§ WRITTEN TASK
Restate the full listing word for word and leave the pictures out.

§ RECORDS
____
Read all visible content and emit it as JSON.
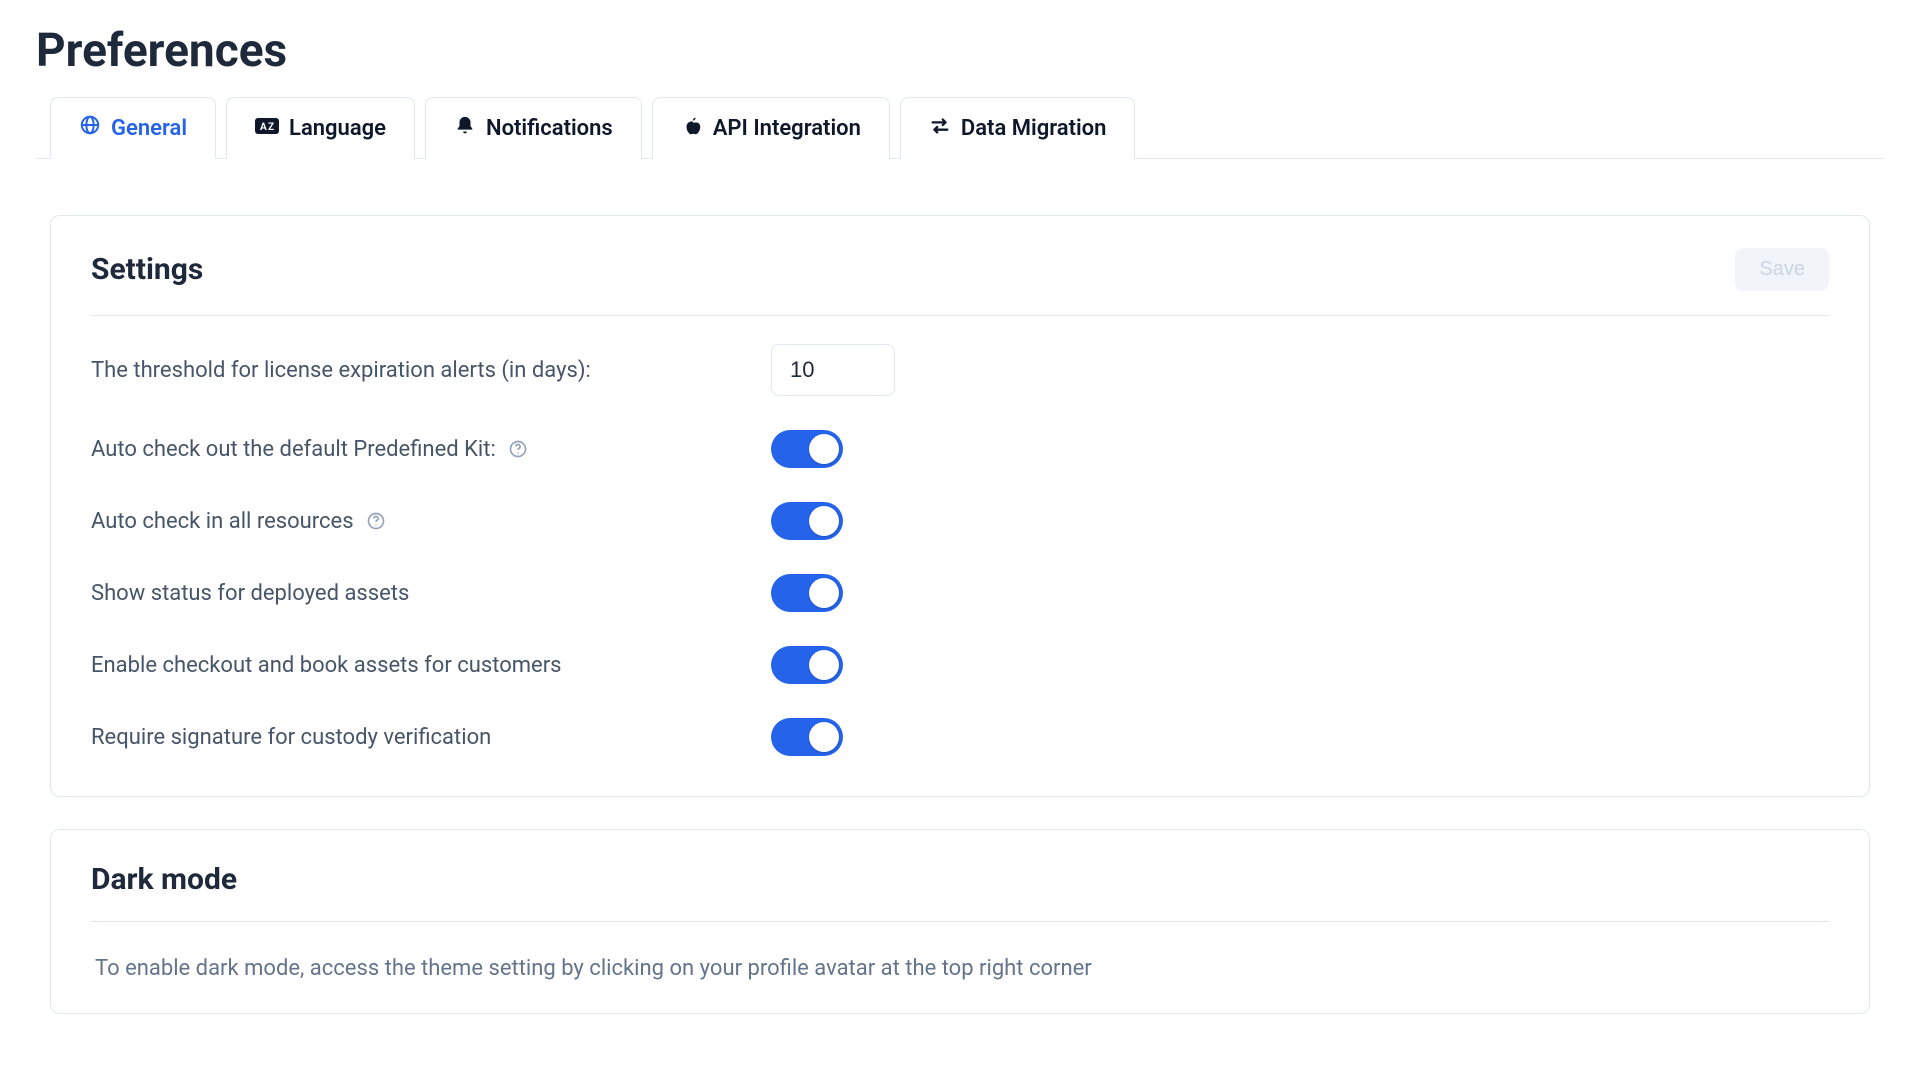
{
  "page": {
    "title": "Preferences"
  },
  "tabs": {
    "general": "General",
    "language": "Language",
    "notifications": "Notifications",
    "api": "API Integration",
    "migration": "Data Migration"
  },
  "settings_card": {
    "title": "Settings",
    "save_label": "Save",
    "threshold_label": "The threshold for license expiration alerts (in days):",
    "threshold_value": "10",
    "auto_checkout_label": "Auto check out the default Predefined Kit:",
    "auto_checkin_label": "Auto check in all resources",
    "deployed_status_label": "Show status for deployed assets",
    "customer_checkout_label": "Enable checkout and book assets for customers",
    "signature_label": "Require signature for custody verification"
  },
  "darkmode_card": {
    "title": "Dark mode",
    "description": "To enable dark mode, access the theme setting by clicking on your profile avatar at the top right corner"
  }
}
____
§ FINAL RESULT
Read all visible content and emit it as JSON.
{
  "page": {
    "title": "Preferences"
  },
  "tabs": {
    "general": "General",
    "language": "Language",
    "notifications": "Notifications",
    "api": "API Integration",
    "migration": "Data Migration"
  },
  "settings_card": {
    "title": "Settings",
    "save_label": "Save",
    "threshold_label": "The threshold for license expiration alerts (in days):",
    "threshold_value": "10",
    "auto_checkout_label": "Auto check out the default Predefined Kit:",
    "auto_checkin_label": "Auto check in all resources",
    "deployed_status_label": "Show status for deployed assets",
    "customer_checkout_label": "Enable checkout and book assets for customers",
    "signature_label": "Require signature for custody verification"
  },
  "darkmode_card": {
    "title": "Dark mode",
    "description": "To enable dark mode, access the theme setting by clicking on your profile avatar at the top right corner"
  }
}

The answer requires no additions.